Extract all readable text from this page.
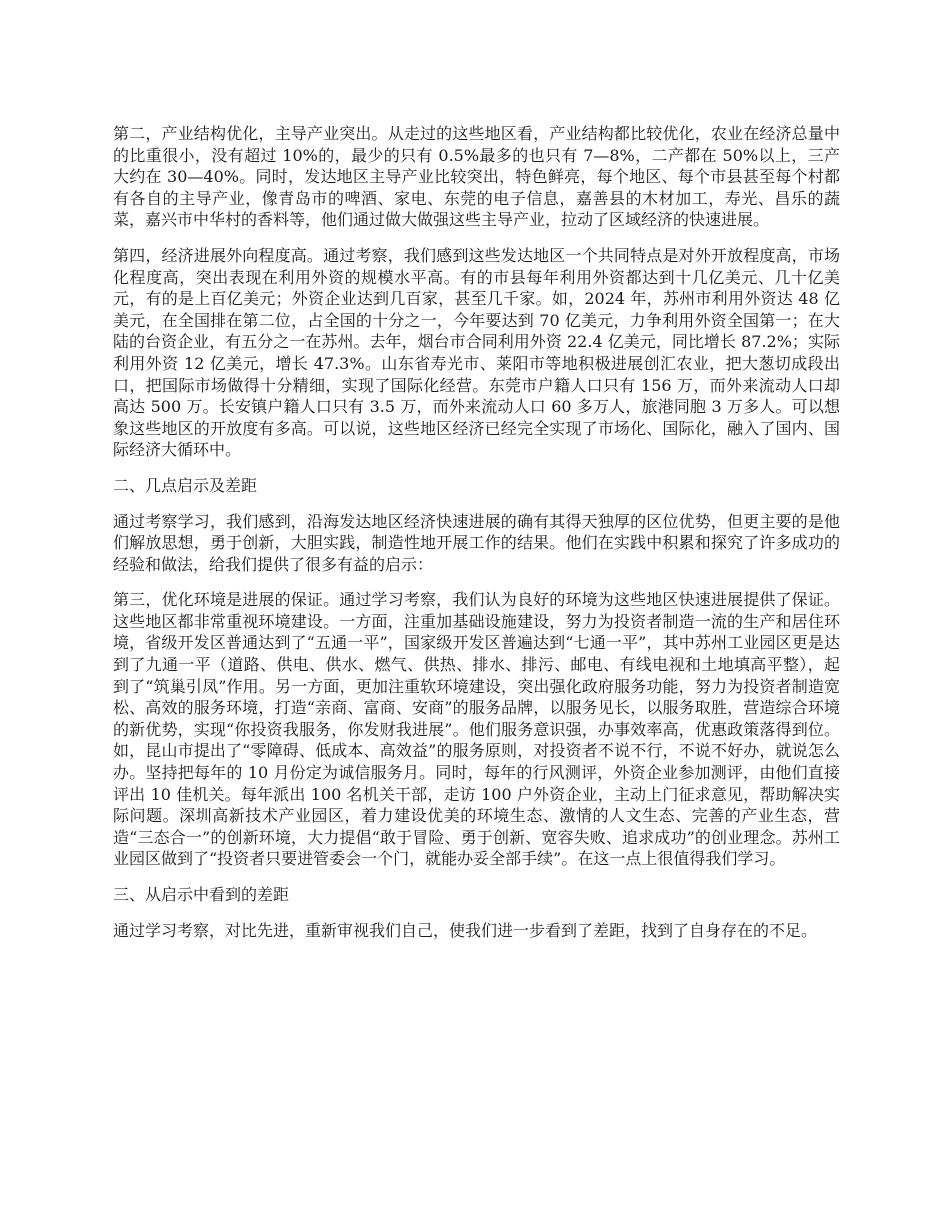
第二，产业结构优化，主导产业突出。从走过的这些地区看，产业结构都比较优化，农业在经济总量中的比重很小，没有超过 10%的，最少的只有 0.5%最多的也只有 7—8%，二产都在 50%以上，三产大约在 30—40%。同时，发达地区主导产业比较突出，特色鲜亮，每个地区、每个市县甚至每个村都有各自的主导产业，像青岛市的啤酒、家电、东莞的电子信息，嘉善县的木材加工，寿光、昌乐的蔬菜，嘉兴市中华村的香料等，他们通过做大做强这些主导产业，拉动了区域经济的快速进展。

第四，经济进展外向程度高。通过考察，我们感到这些发达地区一个共同特点是对外开放程度高，市场化程度高，突出表现在利用外资的规模水平高。有的市县每年利用外资都达到十几亿美元、几十亿美元，有的是上百亿美元；外资企业达到几百家，甚至几千家。如，2024 年，苏州市利用外资达 48 亿美元，在全国排在第二位，占全国的十分之一，今年要达到 70 亿美元，力争利用外资全国第一；在大陆的台资企业，有五分之一在苏州。去年，烟台市合同利用外资 22.4 亿美元，同比增长 87.2%；实际利用外资 12 亿美元，增长 47.3%。山东省寿光市、莱阳市等地积极进展创汇农业，把大葱切成段出口，把国际市场做得十分精细，实现了国际化经营。东莞市户籍人口只有 156 万，而外来流动人口却高达 500 万。长安镇户籍人口只有 3.5 万，而外来流动人口 60 多万人，旅港同胞 3 万多人。可以想象这些地区的开放度有多高。可以说，这些地区经济已经完全实现了市场化、国际化，融入了国内、国际经济大循环中。

二、几点启示及差距

通过考察学习，我们感到，沿海发达地区经济快速进展的确有其得天独厚的区位优势，但更主要的是他们解放思想，勇于创新，大胆实践，制造性地开展工作的结果。他们在实践中积累和探究了许多成功的经验和做法，给我们提供了很多有益的启示：

第三，优化环境是进展的保证。通过学习考察，我们认为良好的环境为这些地区快速进展提供了保证。这些地区都非常重视环境建设。一方面，注重加基础设施建设，努力为投资者制造一流的生产和居住环境，省级开发区普通达到了“五通一平”，国家级开发区普遍达到“七通一平”，其中苏州工业园区更是达到了九通一平（道路、供电、供水、燃气、供热、排水、排污、邮电、有线电视和土地填高平整），起到了“筑巢引凤”作用。另一方面，更加注重软环境建设，突出强化政府服务功能，努力为投资者制造宽松、高效的服务环境，打造“亲商、富商、安商”的服务品牌，以服务见长，以服务取胜，营造综合环境的新优势，实现“你投资我服务，你发财我进展”。他们服务意识强，办事效率高，优惠政策落得到位。如，昆山市提出了“零障碍、低成本、高效益”的服务原则，对投资者不说不行，不说不好办，就说怎么办。坚持把每年的 10 月份定为诚信服务月。同时，每年的行风测评，外资企业参加测评，由他们直接评出 10 佳机关。每年派出 100 名机关干部，走访 100 户外资企业，主动上门征求意见，帮助解决实际问题。深圳高新技术产业园区，着力建设优美的环境生态、激情的人文生态、完善的产业生态，营造“三态合一”的创新环境，大力提倡“敢于冒险、勇于创新、宽容失败、追求成功”的创业理念。苏州工业园区做到了“投资者只要进管委会一个门，就能办妥全部手续”。在这一点上很值得我们学习。

三、从启示中看到的差距

通过学习考察，对比先进，重新审视我们自己，使我们进一步看到了差距，找到了自身存在的不足。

## Requirement
Scan the material above for the word "通过学习考察". Copy each line where it occurs.

## Complete answer
第三，优化环境是进展的保证。通过学习考察，我们认为良好的环境为这些地区快速进展提供了保证。这些地区都非常重视环境建设。一方面，注重加基础设施建设，努力为投资者制造一流的生产和居住环境，省级开发区普通达到了“五通一平”，国家级开发区普遍达到“七通一平”，其中苏州工业园区更是达到了九通一平（道路、供电、供水、燃气、供热、排水、排污、邮电、有线电视和土地填高平整），起到了“筑巢引凤”作用。另一方面，更加注重软环境建设，突出强化政府服务功能，努力为投资者制造宽松、高效的服务环境，打造“亲商、富商、安商”的服务品牌，以服务见长，以服务取胜，营造综合环境的新优势，实现“你投资我服务，你发财我进展”。他们服务意识强，办事效率高，优惠政策落得到位。如，昆山市提出了“零障碍、低成本、高效益”的服务原则，对投资者不说不行，不说不好办，就说怎么办。坚持把每年的 10 月份定为诚信服务月。同时，每年的行风测评，外资企业参加测评，由他们直接评出 10 佳机关。每年派出 100 名机关干部，走访 100 户外资企业，主动上门征求意见，帮助解决实际问题。深圳高新技术产业园区，着力建设优美的环境生态、激情的人文生态、完善的产业生态，营造“三态合一”的创新环境，大力提倡“敢于冒险、勇于创新、宽容失败、追求成功”的创业理念。苏州工业园区做到了“投资者只要进管委会一个门，就能办妥全部手续”。在这一点上很值得我们学习。
通过学习考察，对比先进，重新审视我们自己，使我们进一步看到了差距，找到了自身存在的不足。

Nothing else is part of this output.